→ **THE PROBLEM**
Will you give the material below again, every line exactly as it is?

→ **DATA FOR THIS EXERCISE**
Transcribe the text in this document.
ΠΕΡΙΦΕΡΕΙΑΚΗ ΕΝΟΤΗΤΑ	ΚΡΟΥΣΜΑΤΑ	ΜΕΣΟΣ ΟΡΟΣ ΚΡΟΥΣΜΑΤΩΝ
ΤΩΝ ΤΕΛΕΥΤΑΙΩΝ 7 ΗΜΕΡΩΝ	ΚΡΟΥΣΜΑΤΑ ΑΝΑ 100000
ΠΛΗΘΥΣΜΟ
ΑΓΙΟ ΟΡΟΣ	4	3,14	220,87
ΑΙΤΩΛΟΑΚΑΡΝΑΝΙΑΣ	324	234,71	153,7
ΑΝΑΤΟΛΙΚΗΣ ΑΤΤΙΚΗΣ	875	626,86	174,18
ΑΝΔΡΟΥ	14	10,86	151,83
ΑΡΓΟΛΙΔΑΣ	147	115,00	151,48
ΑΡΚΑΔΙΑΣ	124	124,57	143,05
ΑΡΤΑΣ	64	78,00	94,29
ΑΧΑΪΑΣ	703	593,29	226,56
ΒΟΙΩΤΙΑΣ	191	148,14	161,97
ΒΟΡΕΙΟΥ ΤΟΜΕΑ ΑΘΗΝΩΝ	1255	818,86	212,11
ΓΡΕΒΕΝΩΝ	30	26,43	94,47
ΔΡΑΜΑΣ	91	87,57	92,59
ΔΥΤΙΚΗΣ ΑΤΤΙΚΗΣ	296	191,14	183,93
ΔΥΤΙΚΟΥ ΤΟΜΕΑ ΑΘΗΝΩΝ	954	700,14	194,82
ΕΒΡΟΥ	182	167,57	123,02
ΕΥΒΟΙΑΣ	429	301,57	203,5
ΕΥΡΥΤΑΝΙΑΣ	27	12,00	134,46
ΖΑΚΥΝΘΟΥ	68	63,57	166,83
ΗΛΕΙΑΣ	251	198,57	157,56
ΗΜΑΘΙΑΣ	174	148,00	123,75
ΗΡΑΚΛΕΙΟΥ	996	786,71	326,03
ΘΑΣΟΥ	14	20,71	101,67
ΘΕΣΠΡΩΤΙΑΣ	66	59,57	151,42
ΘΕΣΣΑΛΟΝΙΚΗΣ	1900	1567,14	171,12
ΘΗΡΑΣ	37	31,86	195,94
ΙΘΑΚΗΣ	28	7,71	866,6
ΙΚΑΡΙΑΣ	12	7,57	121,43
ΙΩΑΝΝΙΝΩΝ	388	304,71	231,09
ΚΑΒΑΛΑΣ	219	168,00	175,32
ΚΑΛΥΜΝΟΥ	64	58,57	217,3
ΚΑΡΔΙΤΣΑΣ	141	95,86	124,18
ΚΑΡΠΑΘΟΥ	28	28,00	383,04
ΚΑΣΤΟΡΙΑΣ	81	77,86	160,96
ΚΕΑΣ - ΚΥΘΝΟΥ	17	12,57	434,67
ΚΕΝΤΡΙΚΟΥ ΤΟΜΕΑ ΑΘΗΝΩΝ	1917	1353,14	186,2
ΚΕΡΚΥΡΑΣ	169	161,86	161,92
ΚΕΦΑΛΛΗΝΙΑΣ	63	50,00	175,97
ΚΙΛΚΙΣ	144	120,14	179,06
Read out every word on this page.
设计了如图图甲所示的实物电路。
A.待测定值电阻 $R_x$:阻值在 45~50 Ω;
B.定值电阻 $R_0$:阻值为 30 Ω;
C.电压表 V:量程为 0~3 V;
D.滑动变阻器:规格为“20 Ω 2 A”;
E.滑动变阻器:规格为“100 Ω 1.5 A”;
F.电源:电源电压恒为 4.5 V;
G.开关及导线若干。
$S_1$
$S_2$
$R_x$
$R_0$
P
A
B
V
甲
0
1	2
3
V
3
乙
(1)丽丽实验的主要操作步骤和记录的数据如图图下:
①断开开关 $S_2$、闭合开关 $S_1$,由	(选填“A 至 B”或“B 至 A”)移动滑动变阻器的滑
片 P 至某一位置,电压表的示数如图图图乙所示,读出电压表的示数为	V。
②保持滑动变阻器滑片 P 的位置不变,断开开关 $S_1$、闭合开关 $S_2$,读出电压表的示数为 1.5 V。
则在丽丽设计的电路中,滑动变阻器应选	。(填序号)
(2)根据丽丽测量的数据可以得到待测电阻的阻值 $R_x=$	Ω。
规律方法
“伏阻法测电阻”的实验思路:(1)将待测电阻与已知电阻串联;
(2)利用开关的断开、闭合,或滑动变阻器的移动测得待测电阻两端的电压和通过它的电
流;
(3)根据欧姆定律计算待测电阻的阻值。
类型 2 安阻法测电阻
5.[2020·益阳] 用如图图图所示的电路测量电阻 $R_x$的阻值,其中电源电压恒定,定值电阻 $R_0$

→ **ANSWER TO THE TASK**
Transcribe the text in this document.
ΠΕΡΙΦΕΡΕΙΑΚΗ ΕΝΟΤΗΤΑ	ΚΡΟΥΣΜΑΤΑ	ΜΕΣΟΣ ΟΡΟΣ ΚΡΟΥΣΜΑΤΩΝ
ΤΩΝ ΤΕΛΕΥΤΑΙΩΝ 7 ΗΜΕΡΩΝ	ΚΡΟΥΣΜΑΤΑ ΑΝΑ 100000
ΠΛΗΘΥΣΜΟ
ΑΓΙΟ ΟΡΟΣ	4	3,14	220,87
ΑΙΤΩΛΟΑΚΑΡΝΑΝΙΑΣ	324	234,71	153,7
ΑΝΑΤΟΛΙΚΗΣ ΑΤΤΙΚΗΣ	875	626,86	174,18
ΑΝΔΡΟΥ	14	10,86	151,83
ΑΡΓΟΛΙΔΑΣ	147	115,00	151,48
ΑΡΚΑΔΙΑΣ	124	124,57	143,05
ΑΡΤΑΣ	64	78,00	94,29
ΑΧΑΪΑΣ	703	593,29	226,56
ΒΟΙΩΤΙΑΣ	191	148,14	161,97
ΒΟΡΕΙΟΥ ΤΟΜΕΑ ΑΘΗΝΩΝ	1255	818,86	212,11
ΓΡΕΒΕΝΩΝ	30	26,43	94,47
ΔΡΑΜΑΣ	91	87,57	92,59
ΔΥΤΙΚΗΣ ΑΤΤΙΚΗΣ	296	191,14	183,93
ΔΥΤΙΚΟΥ ΤΟΜΕΑ ΑΘΗΝΩΝ	954	700,14	194,82
ΕΒΡΟΥ	182	167,57	123,02
ΕΥΒΟΙΑΣ	429	301,57	203,5
ΕΥΡΥΤΑΝΙΑΣ	27	12,00	134,46
ΖΑΚΥΝΘΟΥ	68	63,57	166,83
ΗΛΕΙΑΣ	251	198,57	157,56
ΗΜΑΘΙΑΣ	174	148,00	123,75
ΗΡΑΚΛΕΙΟΥ	996	786,71	326,03
ΘΑΣΟΥ	14	20,71	101,67
ΘΕΣΠΡΩΤΙΑΣ	66	59,57	151,42
ΘΕΣΣΑΛΟΝΙΚΗΣ	1900	1567,14	171,12
ΘΗΡΑΣ	37	31,86	195,94
ΙΘΑΚΗΣ	28	7,71	866,6
ΙΚΑΡΙΑΣ	12	7,57	121,43
ΙΩΑΝΝΙΝΩΝ	388	304,71	231,09
ΚΑΒΑΛΑΣ	219	168,00	175,32
ΚΑΛΥΜΝΟΥ	64	58,57	217,3
ΚΑΡΔΙΤΣΑΣ	141	95,86	124,18
ΚΑΡΠΑΘΟΥ	28	28,00	383,04
ΚΑΣΤΟΡΙΑΣ	81	77,86	160,96
ΚΕΑΣ - ΚΥΘΝΟΥ	17	12,57	434,67
ΚΕΝΤΡΙΚΟΥ ΤΟΜΕΑ ΑΘΗΝΩΝ	1917	1353,14	186,2
ΚΕΡΚΥΡΑΣ	169	161,86	161,92
ΚΕΦΑΛΛΗΝΙΑΣ	63	50,00	175,97
ΚΙΛΚΙΣ	144	120,14	179,06
Read out every word on this page.
设计了如图图甲所示的实物电路。
A.待测定值电阻 $R_x$:阻值在 45~50 Ω;
B.定值电阻 $R_0$:阻值为 30 Ω;
C.电压表 V:量程为 0~3 V;
D.滑动变阻器:规格为“20 Ω 2 A”;
E.滑动变阻器:规格为“100 Ω 1.5 A”;
F.电源:电源电压恒为 4.5 V;
G.开关及导线若干。
$S_1$
$S_2$
$R_x$
$R_0$
P
A
B
V
甲
0
1	2
3
V
3
乙
(1)丽丽实验的主要操作步骤和记录的数据如图图下:
①断开开关 $S_2$、闭合开关 $S_1$,由	(选填“A 至 B”或“B 至 A”)移动滑动变阻器的滑
片 P 至某一位置,电压表的示数如图图图乙所示,读出电压表的示数为	V。
②保持滑动变阻器滑片 P 的位置不变,断开开关 $S_1$、闭合开关 $S_2$,读出电压表的示数为 1.5 V。
则在丽丽设计的电路中,滑动变阻器应选	。(填序号)
(2)根据丽丽测量的数据可以得到待测电阻的阻值 $R_x=$	Ω。
规律方法
“伏阻法测电阻”的实验思路:(1)将待测电阻与已知电阻串联;
(2)利用开关的断开、闭合,或滑动变阻器的移动测得待测电阻两端的电压和通过它的电
流;
(3)根据欧姆定律计算待测电阻的阻值。
类型 2 安阻法测电阻
5.[2020·益阳] 用如图图图所示的电路测量电阻 $R_x$的阻值,其中电源电压恒定,定值电阻 $R_0$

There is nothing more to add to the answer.